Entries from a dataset
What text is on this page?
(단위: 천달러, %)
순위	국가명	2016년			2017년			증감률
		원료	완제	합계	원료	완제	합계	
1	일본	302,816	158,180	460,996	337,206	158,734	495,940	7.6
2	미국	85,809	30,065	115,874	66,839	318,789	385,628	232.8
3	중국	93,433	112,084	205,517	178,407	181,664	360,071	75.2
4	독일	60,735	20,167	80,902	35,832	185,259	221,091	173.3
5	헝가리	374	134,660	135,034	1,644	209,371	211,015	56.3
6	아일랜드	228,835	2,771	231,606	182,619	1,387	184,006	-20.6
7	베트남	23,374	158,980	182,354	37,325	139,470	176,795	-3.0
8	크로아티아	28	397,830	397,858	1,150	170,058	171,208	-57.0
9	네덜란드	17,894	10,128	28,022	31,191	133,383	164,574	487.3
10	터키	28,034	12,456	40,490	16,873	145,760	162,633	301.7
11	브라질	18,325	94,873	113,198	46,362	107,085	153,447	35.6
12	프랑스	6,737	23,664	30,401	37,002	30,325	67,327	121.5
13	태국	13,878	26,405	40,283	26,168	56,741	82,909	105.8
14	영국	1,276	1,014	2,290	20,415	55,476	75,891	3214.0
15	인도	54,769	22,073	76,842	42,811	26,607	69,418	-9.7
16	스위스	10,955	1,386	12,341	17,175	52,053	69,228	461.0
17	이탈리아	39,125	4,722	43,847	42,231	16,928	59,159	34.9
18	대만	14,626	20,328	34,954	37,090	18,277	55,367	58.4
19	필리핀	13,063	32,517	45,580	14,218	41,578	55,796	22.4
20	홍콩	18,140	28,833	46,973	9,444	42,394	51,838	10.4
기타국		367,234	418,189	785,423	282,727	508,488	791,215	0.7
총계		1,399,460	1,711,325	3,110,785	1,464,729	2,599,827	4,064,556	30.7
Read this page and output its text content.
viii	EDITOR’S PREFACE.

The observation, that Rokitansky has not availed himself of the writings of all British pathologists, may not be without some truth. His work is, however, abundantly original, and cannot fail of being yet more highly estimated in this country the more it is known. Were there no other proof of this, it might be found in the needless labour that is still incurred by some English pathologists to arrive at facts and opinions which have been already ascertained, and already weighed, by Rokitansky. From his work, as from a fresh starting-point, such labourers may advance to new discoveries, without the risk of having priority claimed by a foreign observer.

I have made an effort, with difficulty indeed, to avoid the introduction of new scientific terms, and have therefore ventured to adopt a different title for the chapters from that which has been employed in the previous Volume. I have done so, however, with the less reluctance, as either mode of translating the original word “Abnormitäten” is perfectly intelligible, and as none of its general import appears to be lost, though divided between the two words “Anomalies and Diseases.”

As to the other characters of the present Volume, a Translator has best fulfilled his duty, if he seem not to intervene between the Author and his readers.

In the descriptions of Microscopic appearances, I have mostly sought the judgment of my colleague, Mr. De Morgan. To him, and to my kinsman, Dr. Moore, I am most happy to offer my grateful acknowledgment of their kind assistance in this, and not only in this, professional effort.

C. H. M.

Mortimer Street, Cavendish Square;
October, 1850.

WORK TO DO:
Above are the records; retype every one exactly.

COMPLETED EXERCISE:
What text is on this page?
(단위: 천달러, %)
순위	국가명	2016년			2017년			증감률
		원료	완제	합계	원료	완제	합계	
1	일본	302,816	158,180	460,996	337,206	158,734	495,940	7.6
2	미국	85,809	30,065	115,874	66,839	318,789	385,628	232.8
3	중국	93,433	112,084	205,517	178,407	181,664	360,071	75.2
4	독일	60,735	20,167	80,902	35,832	185,259	221,091	173.3
5	헝가리	374	134,660	135,034	1,644	209,371	211,015	56.3
6	아일랜드	228,835	2,771	231,606	182,619	1,387	184,006	-20.6
7	베트남	23,374	158,980	182,354	37,325	139,470	176,795	-3.0
8	크로아티아	28	397,830	397,858	1,150	170,058	171,208	-57.0
9	네덜란드	17,894	10,128	28,022	31,191	133,383	164,574	487.3
10	터키	28,034	12,456	40,490	16,873	145,760	162,633	301.7
11	브라질	18,325	94,873	113,198	46,362	107,085	153,447	35.6
12	프랑스	6,737	23,664	30,401	37,002	30,325	67,327	121.5
13	태국	13,878	26,405	40,283	26,168	56,741	82,909	105.8
14	영국	1,276	1,014	2,290	20,415	55,476	75,891	3214.0
15	인도	54,769	22,073	76,842	42,811	26,607	69,418	-9.7
16	스위스	10,955	1,386	12,341	17,175	52,053	69,228	461.0
17	이탈리아	39,125	4,722	43,847	42,231	16,928	59,159	34.9
18	대만	14,626	20,328	34,954	37,090	18,277	55,367	58.4
19	필리핀	13,063	32,517	45,580	14,218	41,578	55,796	22.4
20	홍콩	18,140	28,833	46,973	9,444	42,394	51,838	10.4
기타국		367,234	418,189	785,423	282,727	508,488	791,215	0.7
총계		1,399,460	1,711,325	3,110,785	1,464,729	2,599,827	4,064,556	30.7
Read this page and output its text content.
viii	EDITOR’S PREFACE.

The observation, that Rokitansky has not availed himself of the writings of all British pathologists, may not be without some truth. His work is, however, abundantly original, and cannot fail of being yet more highly estimated in this country the more it is known. Were there no other proof of this, it might be found in the needless labour that is still incurred by some English pathologists to arrive at facts and opinions which have been already ascertained, and already weighed, by Rokitansky. From his work, as from a fresh starting-point, such labourers may advance to new discoveries, without the risk of having priority claimed by a foreign observer.

I have made an effort, with difficulty indeed, to avoid the introduction of new scientific terms, and have therefore ventured to adopt a different title for the chapters from that which has been employed in the previous Volume. I have done so, however, with the less reluctance, as either mode of translating the original word “Abnormitäten” is perfectly intelligible, and as none of its general import appears to be lost, though divided between the two words “Anomalies and Diseases.”

As to the other characters of the present Volume, a Translator has best fulfilled his duty, if he seem not to intervene between the Author and his readers.

In the descriptions of Microscopic appearances, I have mostly sought the judgment of my colleague, Mr. De Morgan. To him, and to my kinsman, Dr. Moore, I am most happy to offer my grateful acknowledgment of their kind assistance in this, and not only in this, professional effort.

C. H. M.

Mortimer Street, Cavendish Square;
October, 1850.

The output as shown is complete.